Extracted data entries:
* start *

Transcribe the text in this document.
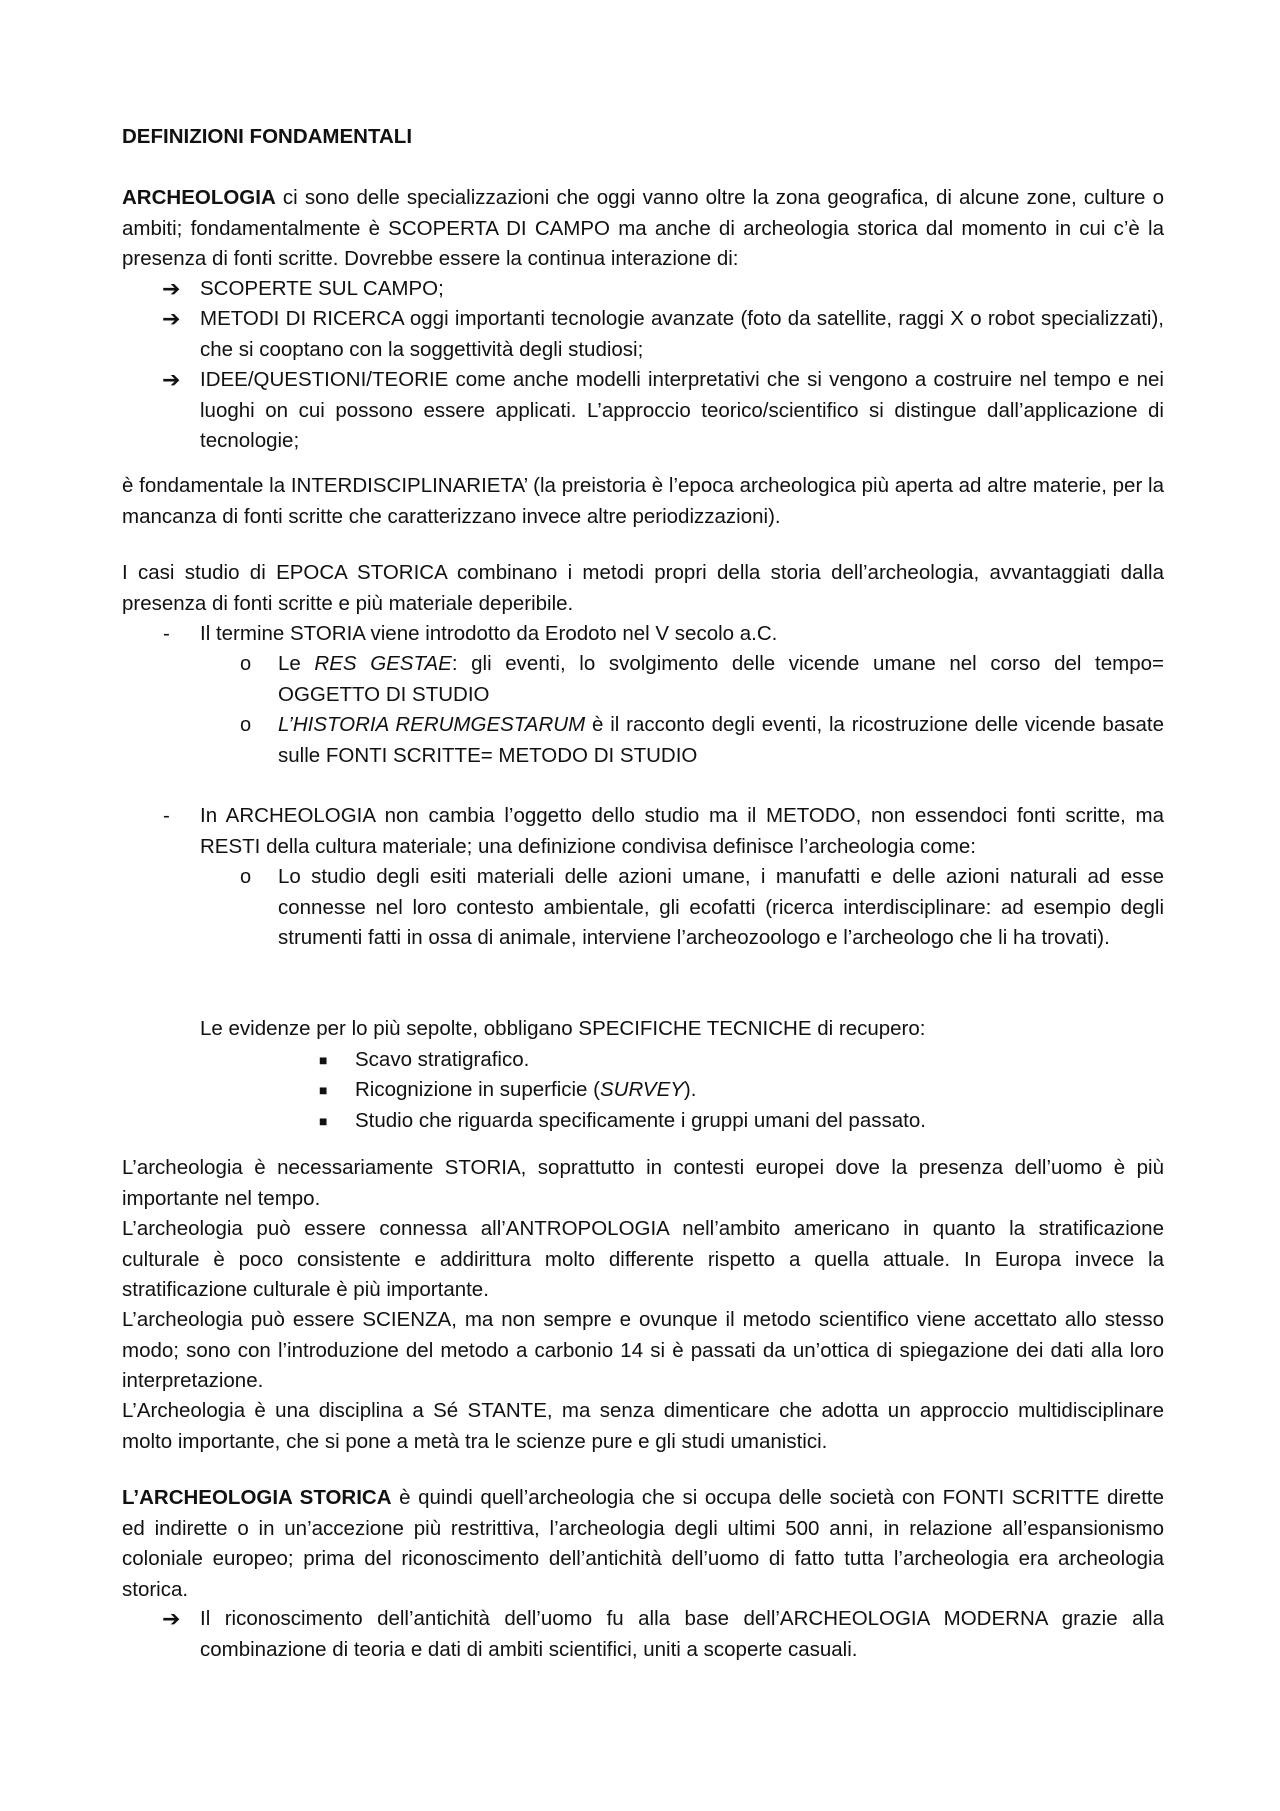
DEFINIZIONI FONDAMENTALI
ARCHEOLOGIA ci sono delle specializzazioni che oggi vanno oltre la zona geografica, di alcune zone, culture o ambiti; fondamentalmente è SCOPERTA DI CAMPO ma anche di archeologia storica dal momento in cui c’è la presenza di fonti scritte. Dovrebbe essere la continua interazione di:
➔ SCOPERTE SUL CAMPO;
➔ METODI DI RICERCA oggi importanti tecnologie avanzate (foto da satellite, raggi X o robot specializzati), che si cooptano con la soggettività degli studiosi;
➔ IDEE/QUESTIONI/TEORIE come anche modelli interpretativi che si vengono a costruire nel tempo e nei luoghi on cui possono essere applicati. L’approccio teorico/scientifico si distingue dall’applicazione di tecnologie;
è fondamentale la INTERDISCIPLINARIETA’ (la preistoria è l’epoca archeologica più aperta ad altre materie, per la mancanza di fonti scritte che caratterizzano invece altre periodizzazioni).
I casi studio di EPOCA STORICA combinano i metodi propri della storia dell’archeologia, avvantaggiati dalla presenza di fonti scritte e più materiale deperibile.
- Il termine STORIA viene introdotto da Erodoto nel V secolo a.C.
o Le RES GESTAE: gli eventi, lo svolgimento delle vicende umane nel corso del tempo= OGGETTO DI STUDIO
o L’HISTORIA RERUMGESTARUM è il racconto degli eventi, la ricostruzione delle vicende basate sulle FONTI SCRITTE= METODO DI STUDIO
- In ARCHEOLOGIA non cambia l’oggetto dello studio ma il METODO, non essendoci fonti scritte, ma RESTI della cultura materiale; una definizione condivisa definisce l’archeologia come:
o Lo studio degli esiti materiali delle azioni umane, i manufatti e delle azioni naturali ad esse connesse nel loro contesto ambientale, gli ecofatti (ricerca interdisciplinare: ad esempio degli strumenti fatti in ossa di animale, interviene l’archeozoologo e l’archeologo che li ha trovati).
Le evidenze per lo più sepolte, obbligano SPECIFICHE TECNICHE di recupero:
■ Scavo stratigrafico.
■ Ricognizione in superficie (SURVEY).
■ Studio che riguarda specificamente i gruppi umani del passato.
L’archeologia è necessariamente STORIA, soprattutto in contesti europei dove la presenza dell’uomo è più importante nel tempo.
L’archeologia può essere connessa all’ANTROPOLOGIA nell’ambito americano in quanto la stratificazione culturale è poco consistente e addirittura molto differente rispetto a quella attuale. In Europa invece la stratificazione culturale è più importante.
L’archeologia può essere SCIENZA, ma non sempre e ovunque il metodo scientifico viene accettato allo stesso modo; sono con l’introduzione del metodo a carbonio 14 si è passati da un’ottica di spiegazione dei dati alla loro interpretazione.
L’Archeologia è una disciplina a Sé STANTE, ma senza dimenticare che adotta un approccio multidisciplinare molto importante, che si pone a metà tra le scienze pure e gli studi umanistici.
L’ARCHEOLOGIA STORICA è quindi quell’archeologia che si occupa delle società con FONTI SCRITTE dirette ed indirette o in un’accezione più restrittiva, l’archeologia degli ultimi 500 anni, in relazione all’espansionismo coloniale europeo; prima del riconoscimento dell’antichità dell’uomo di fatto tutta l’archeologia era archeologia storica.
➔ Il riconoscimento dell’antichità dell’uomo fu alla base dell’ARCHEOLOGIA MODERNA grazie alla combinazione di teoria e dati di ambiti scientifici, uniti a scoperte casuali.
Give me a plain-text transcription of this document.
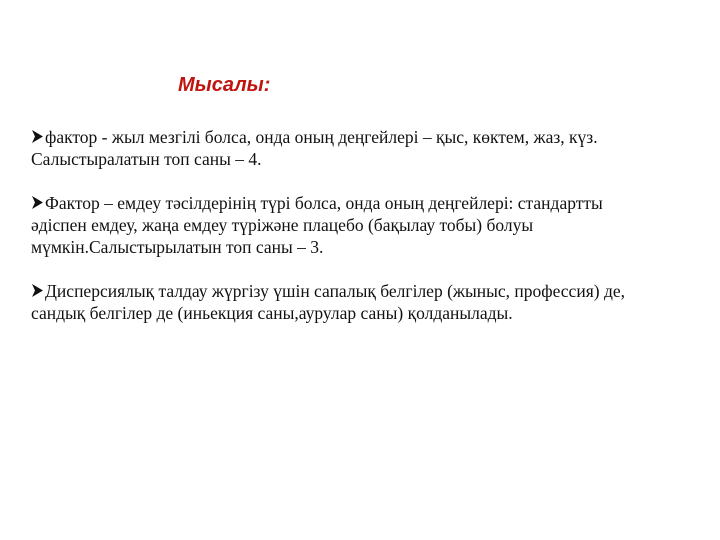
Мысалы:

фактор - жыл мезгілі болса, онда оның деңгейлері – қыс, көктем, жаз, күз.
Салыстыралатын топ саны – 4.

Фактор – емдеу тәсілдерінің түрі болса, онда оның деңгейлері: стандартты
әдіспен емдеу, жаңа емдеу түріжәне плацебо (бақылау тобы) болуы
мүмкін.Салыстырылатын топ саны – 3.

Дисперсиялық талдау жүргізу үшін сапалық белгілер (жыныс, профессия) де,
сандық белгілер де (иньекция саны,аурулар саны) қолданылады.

* end *
* start *

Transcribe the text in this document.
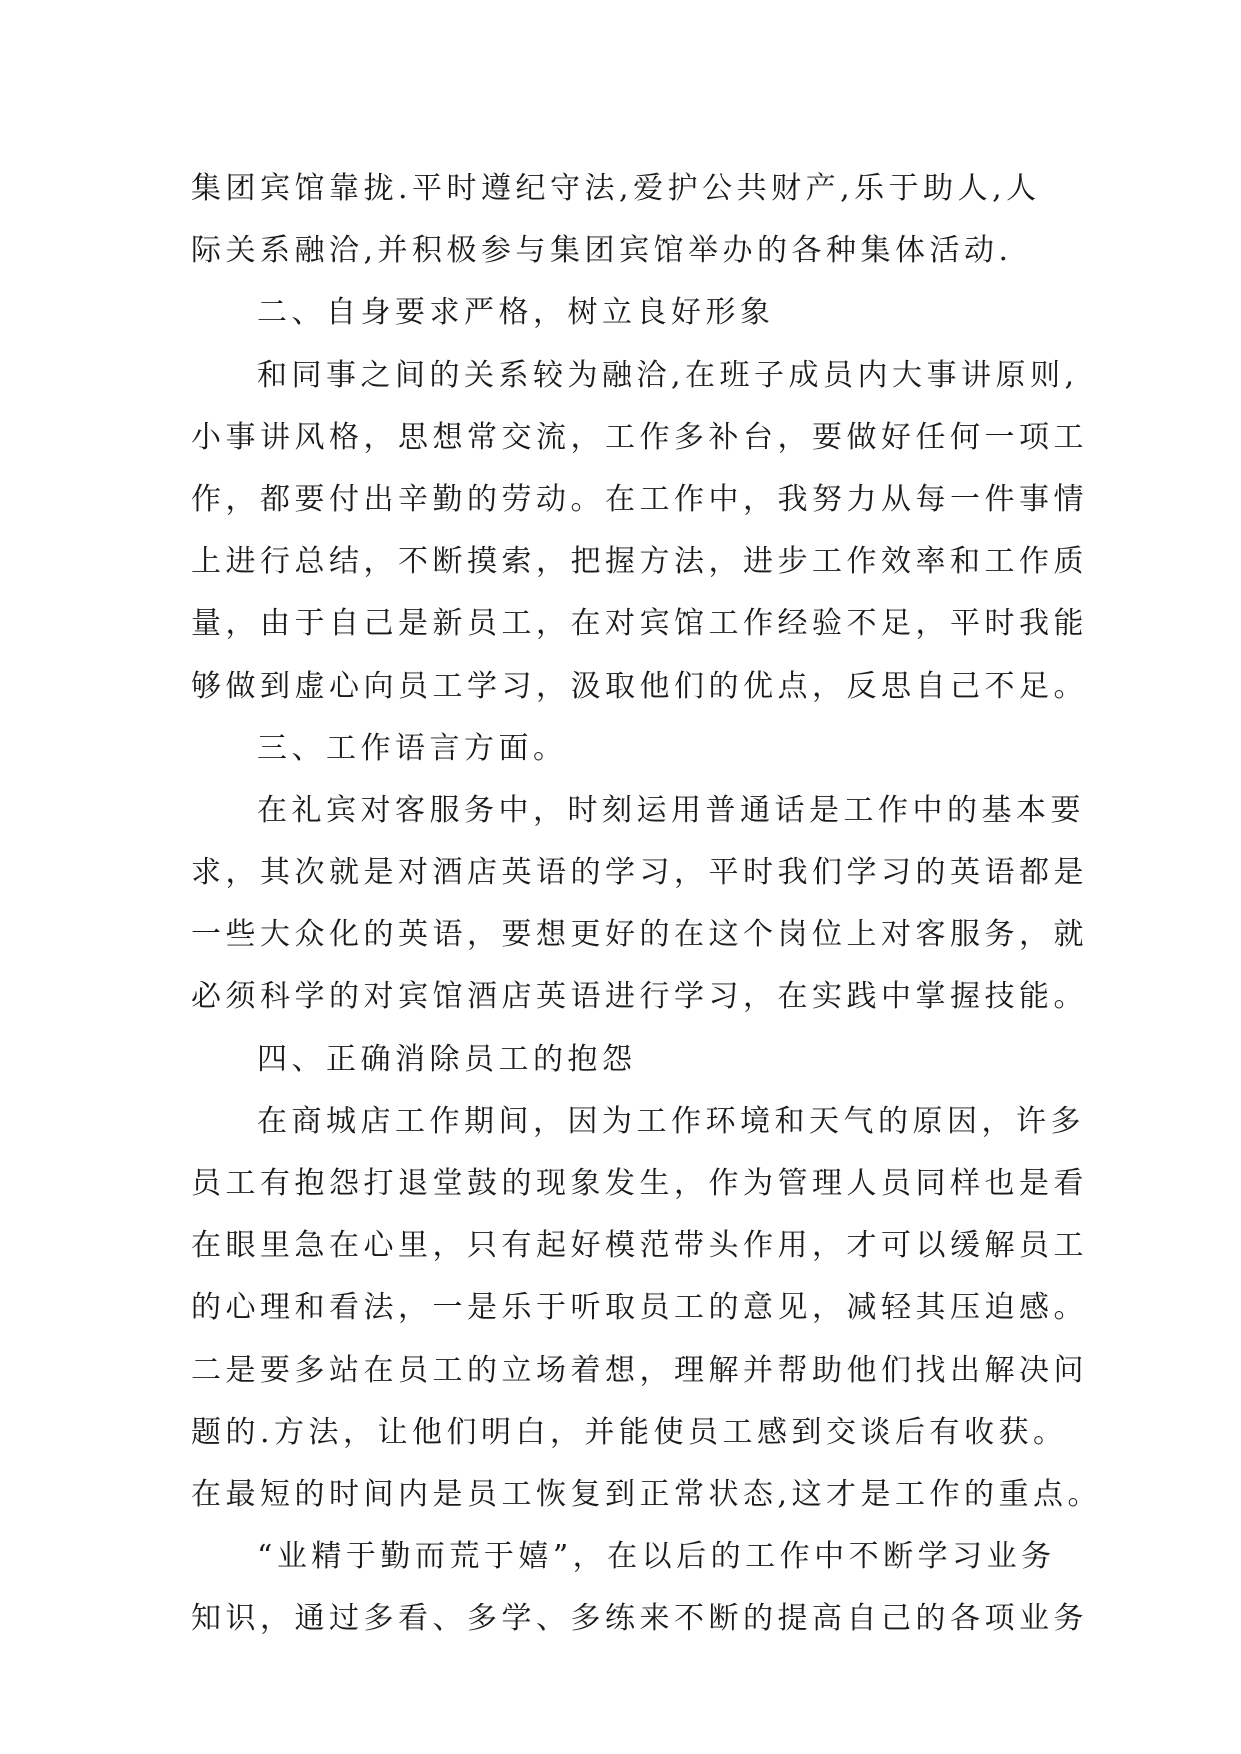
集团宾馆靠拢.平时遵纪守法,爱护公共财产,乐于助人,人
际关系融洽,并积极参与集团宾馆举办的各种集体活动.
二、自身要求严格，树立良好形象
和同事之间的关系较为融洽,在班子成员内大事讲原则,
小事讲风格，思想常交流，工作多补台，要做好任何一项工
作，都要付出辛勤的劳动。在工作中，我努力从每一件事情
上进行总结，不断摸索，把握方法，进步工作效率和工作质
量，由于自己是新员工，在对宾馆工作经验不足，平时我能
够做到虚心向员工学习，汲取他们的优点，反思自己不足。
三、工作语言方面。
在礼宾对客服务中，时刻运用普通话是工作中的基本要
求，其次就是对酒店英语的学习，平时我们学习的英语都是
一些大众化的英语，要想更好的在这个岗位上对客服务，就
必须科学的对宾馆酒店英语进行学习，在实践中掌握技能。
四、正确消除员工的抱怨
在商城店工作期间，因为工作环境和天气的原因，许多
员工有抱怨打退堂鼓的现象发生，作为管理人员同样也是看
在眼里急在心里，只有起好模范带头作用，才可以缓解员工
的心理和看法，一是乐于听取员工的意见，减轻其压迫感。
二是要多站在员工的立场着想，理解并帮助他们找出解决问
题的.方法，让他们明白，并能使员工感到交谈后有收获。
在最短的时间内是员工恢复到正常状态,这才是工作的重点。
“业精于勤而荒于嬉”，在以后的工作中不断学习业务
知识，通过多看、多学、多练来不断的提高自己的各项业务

* end *
* start *

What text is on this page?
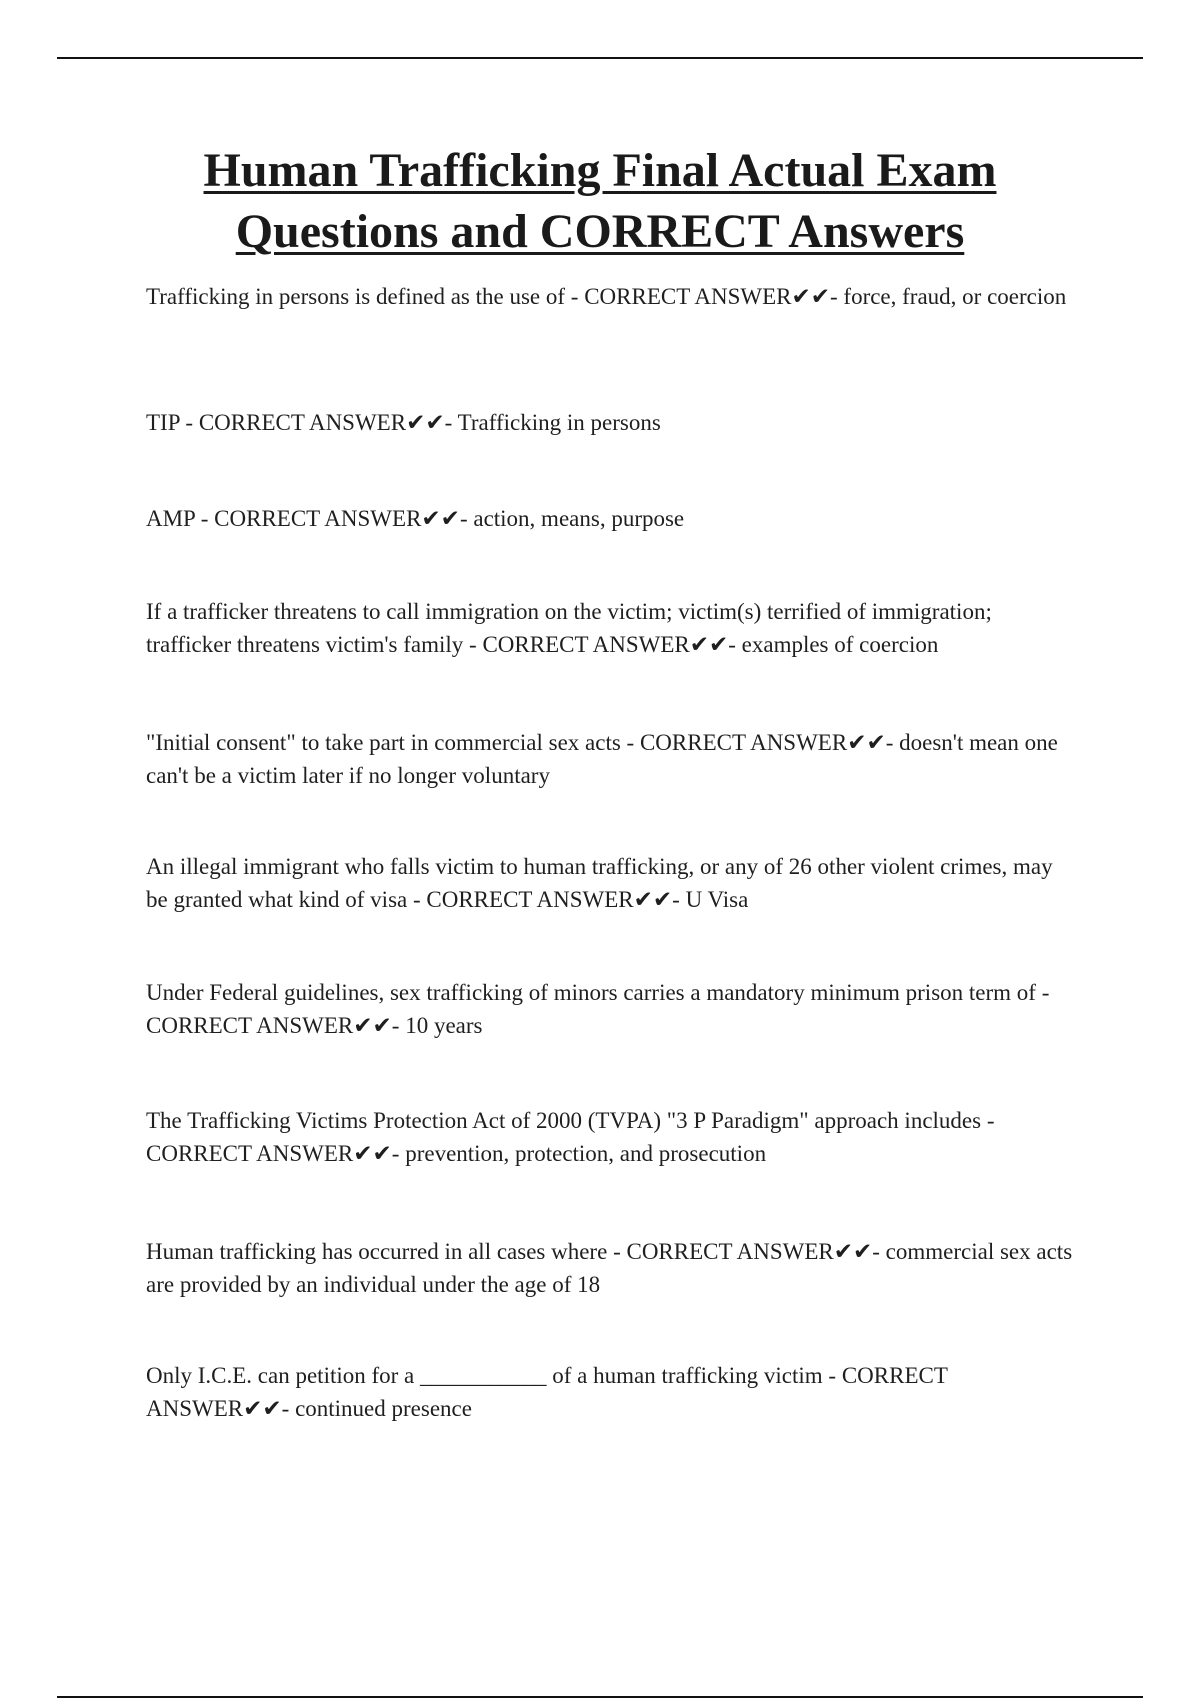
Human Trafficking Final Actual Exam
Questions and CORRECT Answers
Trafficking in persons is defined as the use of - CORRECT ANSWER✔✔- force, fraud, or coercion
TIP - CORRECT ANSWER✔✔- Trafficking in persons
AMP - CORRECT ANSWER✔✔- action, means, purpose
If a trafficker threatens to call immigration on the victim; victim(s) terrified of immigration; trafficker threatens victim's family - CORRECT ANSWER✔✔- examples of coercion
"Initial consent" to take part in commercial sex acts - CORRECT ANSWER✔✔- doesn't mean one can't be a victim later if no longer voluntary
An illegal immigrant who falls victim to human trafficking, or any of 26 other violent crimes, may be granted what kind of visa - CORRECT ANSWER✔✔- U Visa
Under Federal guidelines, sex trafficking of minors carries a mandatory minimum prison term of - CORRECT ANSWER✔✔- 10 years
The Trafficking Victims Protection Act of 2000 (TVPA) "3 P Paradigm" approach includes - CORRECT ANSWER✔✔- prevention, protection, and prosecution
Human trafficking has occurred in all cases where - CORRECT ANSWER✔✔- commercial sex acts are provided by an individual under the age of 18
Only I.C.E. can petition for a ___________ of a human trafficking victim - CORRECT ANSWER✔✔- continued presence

* end *

• Written instruction: Scan the listing above and copy all lines containing the word "деңгейлері".

• Reply to the exercise:
фактор - жыл мезгілі болса, онда оның деңгейлері – қыс, көктем, жаз, күз.
Фактор – емдеу тәсілдерінің түрі болса, онда оның деңгейлері: стандартты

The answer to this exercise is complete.